● Figure contents as structured data:
---*---

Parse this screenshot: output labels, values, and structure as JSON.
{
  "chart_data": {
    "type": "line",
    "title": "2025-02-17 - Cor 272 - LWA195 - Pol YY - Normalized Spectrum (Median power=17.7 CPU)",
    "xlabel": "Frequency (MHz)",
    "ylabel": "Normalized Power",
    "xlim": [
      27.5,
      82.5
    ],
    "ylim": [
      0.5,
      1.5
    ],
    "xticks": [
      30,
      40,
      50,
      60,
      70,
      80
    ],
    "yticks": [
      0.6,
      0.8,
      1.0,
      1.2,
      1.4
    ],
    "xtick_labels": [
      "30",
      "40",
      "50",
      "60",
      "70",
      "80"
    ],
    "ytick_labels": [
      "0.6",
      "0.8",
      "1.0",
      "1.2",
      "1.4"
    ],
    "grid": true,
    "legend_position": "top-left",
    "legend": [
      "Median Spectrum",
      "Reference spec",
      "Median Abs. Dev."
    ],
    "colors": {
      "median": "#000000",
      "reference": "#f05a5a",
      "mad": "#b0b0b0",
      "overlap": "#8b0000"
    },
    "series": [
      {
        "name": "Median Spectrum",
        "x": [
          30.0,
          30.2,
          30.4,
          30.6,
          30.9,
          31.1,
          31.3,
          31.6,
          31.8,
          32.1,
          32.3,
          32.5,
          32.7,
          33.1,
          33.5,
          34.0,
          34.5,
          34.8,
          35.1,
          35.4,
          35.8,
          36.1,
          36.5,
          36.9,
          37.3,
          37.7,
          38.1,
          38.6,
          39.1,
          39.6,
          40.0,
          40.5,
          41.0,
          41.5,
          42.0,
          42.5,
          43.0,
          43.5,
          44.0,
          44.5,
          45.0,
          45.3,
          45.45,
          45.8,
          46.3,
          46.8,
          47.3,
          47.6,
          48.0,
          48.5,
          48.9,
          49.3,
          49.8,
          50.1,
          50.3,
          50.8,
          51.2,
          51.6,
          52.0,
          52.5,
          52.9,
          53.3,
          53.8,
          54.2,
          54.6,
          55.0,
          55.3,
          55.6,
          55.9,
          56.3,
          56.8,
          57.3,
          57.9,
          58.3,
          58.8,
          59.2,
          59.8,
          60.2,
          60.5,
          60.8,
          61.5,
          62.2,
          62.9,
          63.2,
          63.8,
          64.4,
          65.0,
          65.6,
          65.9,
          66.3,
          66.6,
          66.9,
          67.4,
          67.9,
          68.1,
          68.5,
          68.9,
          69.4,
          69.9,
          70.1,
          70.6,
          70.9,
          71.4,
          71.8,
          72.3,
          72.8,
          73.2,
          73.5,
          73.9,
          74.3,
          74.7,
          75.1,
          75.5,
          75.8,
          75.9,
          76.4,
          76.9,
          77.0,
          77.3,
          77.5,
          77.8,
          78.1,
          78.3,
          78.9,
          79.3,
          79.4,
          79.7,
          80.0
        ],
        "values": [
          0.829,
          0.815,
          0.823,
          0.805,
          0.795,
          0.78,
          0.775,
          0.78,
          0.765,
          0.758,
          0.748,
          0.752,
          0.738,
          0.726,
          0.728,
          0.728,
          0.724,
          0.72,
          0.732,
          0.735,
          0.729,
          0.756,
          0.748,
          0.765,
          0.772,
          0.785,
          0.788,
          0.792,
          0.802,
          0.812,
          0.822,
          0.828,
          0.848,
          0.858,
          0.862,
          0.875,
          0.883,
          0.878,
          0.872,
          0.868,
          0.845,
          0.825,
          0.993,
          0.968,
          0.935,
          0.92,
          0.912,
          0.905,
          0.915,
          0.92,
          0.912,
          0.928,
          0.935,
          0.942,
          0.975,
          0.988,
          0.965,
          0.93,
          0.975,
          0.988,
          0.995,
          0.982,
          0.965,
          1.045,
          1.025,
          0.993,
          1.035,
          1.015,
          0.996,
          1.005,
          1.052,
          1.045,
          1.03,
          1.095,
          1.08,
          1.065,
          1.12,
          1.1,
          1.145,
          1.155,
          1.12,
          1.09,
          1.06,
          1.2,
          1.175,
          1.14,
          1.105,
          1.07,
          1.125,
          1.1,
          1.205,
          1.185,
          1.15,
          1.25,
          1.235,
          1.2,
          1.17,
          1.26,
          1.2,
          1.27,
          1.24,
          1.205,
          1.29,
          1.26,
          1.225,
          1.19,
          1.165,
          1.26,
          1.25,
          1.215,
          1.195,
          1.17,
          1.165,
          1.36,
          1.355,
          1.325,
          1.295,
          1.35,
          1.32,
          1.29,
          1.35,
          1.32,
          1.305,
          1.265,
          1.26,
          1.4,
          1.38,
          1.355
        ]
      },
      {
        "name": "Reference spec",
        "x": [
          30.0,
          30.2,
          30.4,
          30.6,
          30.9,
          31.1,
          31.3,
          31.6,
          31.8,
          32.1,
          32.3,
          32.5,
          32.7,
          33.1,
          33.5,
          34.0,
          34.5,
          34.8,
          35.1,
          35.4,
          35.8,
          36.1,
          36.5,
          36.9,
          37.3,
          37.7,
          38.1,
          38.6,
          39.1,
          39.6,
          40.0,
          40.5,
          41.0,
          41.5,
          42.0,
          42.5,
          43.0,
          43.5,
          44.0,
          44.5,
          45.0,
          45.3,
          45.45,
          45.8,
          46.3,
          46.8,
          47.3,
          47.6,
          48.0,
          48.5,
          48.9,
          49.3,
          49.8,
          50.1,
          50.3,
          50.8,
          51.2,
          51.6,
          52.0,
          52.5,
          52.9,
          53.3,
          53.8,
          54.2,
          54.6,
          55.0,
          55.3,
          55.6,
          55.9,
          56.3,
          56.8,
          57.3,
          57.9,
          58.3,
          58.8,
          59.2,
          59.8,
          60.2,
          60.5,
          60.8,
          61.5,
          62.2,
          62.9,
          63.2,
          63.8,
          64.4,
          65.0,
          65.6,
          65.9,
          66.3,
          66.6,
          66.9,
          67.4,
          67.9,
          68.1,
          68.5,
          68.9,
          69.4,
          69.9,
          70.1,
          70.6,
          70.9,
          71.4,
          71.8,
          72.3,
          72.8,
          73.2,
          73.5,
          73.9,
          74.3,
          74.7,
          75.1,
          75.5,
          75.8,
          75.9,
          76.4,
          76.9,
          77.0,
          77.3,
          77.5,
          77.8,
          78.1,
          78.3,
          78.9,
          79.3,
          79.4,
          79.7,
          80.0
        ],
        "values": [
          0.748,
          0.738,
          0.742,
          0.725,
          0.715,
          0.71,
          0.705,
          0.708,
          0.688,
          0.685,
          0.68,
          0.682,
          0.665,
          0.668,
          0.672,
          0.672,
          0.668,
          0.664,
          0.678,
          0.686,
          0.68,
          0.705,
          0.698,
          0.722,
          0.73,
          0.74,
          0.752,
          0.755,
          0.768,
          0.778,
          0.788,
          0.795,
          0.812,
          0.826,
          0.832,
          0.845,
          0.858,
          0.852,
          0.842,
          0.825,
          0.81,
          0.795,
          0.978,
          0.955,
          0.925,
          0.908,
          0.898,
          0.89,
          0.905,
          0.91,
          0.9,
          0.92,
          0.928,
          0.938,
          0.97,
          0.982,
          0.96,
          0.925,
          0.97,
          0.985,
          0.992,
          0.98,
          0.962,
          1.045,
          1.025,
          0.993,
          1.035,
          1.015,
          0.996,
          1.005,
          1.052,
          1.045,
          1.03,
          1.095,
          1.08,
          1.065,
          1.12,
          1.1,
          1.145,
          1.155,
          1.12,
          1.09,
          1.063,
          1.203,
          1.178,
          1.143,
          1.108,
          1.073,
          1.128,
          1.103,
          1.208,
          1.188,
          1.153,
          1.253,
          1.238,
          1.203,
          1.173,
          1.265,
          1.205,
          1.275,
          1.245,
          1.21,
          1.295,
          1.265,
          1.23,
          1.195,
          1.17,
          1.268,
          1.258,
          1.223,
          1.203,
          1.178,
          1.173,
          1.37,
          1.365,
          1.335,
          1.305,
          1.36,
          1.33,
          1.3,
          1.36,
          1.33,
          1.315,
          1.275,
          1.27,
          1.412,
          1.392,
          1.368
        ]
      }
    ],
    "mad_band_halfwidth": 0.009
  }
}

---*---

Give only the count of lines in the data that include the string "Spectrum".

3